Recorded data:

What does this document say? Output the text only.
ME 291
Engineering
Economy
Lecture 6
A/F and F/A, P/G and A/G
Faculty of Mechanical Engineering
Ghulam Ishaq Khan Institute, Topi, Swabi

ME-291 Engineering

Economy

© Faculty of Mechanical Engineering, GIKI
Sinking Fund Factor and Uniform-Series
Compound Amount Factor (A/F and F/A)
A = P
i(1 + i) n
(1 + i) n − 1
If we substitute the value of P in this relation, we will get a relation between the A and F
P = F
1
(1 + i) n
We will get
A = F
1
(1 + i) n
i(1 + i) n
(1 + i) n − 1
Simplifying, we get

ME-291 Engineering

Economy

Exercise description =
Tell how many lines in the records above contain "this", giving the number and no other words.

Final result =
2